:: Records supplied

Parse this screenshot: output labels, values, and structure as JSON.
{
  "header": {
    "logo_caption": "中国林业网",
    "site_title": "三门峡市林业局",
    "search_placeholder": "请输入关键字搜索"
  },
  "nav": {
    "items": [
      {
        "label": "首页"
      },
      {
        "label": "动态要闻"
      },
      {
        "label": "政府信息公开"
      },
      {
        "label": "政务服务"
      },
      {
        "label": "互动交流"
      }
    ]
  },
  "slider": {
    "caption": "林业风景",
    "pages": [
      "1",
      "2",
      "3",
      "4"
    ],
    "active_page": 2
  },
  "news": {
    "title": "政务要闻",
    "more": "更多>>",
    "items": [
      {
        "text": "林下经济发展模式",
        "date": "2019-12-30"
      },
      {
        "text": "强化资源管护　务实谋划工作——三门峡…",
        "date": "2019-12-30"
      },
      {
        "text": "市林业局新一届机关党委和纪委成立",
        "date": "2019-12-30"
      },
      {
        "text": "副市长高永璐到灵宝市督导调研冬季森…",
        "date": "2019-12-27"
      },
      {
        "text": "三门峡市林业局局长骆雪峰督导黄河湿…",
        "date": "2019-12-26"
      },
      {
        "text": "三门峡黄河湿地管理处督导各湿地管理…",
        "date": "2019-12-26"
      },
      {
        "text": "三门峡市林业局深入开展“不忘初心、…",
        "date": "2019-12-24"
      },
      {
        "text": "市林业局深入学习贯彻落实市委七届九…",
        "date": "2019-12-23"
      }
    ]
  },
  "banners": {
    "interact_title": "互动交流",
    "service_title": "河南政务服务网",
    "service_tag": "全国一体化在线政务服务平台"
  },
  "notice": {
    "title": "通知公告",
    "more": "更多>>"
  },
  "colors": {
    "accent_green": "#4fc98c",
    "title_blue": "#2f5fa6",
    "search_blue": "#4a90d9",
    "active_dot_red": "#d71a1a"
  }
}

::::

> [Task]:
Please reproduce each record precisely as written.

> [Output of the task]:
Parse this screenshot: output labels, values, and structure as JSON.
{
  "header": {
    "logo_caption": "中国林业网",
    "site_title": "三门峡市林业局",
    "search_placeholder": "请输入关键字搜索"
  },
  "nav": {
    "items": [
      {
        "label": "首页"
      },
      {
        "label": "动态要闻"
      },
      {
        "label": "政府信息公开"
      },
      {
        "label": "政务服务"
      },
      {
        "label": "互动交流"
      }
    ]
  },
  "slider": {
    "caption": "林业风景",
    "pages": [
      "1",
      "2",
      "3",
      "4"
    ],
    "active_page": 2
  },
  "news": {
    "title": "政务要闻",
    "more": "更多>>",
    "items": [
      {
        "text": "林下经济发展模式",
        "date": "2019-12-30"
      },
      {
        "text": "强化资源管护　务实谋划工作——三门峡…",
        "date": "2019-12-30"
      },
      {
        "text": "市林业局新一届机关党委和纪委成立",
        "date": "2019-12-30"
      },
      {
        "text": "副市长高永璐到灵宝市督导调研冬季森…",
        "date": "2019-12-27"
      },
      {
        "text": "三门峡市林业局局长骆雪峰督导黄河湿…",
        "date": "2019-12-26"
      },
      {
        "text": "三门峡黄河湿地管理处督导各湿地管理…",
        "date": "2019-12-26"
      },
      {
        "text": "三门峡市林业局深入开展“不忘初心、…",
        "date": "2019-12-24"
      },
      {
        "text": "市林业局深入学习贯彻落实市委七届九…",
        "date": "2019-12-23"
      }
    ]
  },
  "banners": {
    "interact_title": "互动交流",
    "service_title": "河南政务服务网",
    "service_tag": "全国一体化在线政务服务平台"
  },
  "notice": {
    "title": "通知公告",
    "more": "更多>>"
  },
  "colors": {
    "accent_green": "#4fc98c",
    "title_blue": "#2f5fa6",
    "search_blue": "#4a90d9",
    "active_dot_red": "#d71a1a"
  }
}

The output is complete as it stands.